# [SET TASK]
Extract all lines from the data beneath that include the word "false".

# [EXTRACTED MATERIAL]
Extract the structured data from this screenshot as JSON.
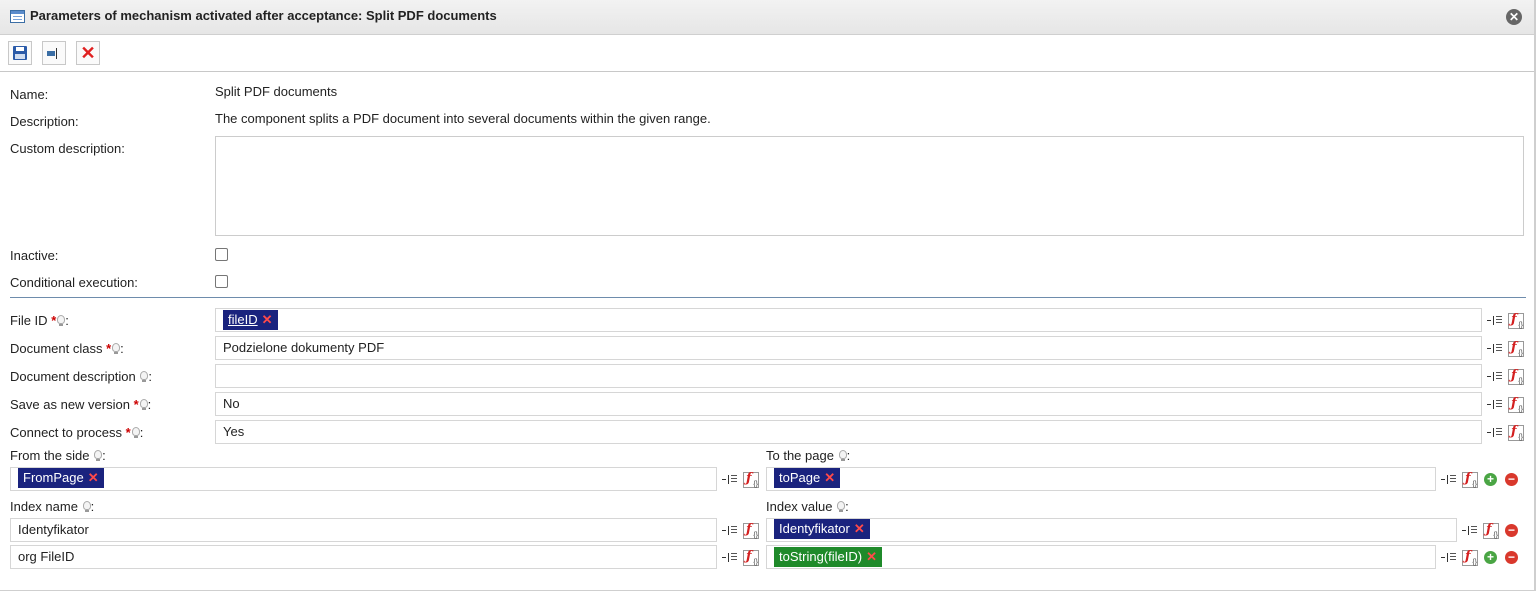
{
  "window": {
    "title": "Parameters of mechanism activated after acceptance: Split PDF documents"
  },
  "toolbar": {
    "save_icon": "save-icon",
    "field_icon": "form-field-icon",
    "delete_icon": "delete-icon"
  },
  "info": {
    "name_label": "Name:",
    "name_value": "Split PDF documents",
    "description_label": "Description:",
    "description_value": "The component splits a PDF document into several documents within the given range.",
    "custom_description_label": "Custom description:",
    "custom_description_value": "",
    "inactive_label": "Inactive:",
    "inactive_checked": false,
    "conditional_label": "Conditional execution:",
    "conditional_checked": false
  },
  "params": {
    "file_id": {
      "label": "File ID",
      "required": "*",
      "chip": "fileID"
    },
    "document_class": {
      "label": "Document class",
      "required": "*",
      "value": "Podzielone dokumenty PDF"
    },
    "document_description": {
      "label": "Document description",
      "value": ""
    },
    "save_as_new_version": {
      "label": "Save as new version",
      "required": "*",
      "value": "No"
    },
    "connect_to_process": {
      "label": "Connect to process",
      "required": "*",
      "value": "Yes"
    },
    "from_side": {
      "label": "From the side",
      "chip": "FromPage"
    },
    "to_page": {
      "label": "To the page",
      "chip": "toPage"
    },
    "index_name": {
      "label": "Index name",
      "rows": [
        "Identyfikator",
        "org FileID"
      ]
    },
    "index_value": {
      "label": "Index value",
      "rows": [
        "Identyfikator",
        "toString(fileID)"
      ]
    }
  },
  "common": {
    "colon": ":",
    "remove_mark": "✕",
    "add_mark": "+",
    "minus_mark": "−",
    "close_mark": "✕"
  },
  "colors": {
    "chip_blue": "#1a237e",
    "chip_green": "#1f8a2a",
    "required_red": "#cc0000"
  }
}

# [RESULT FOR THIS TASK]
    "inactive_checked": false,
    "conditional_checked": false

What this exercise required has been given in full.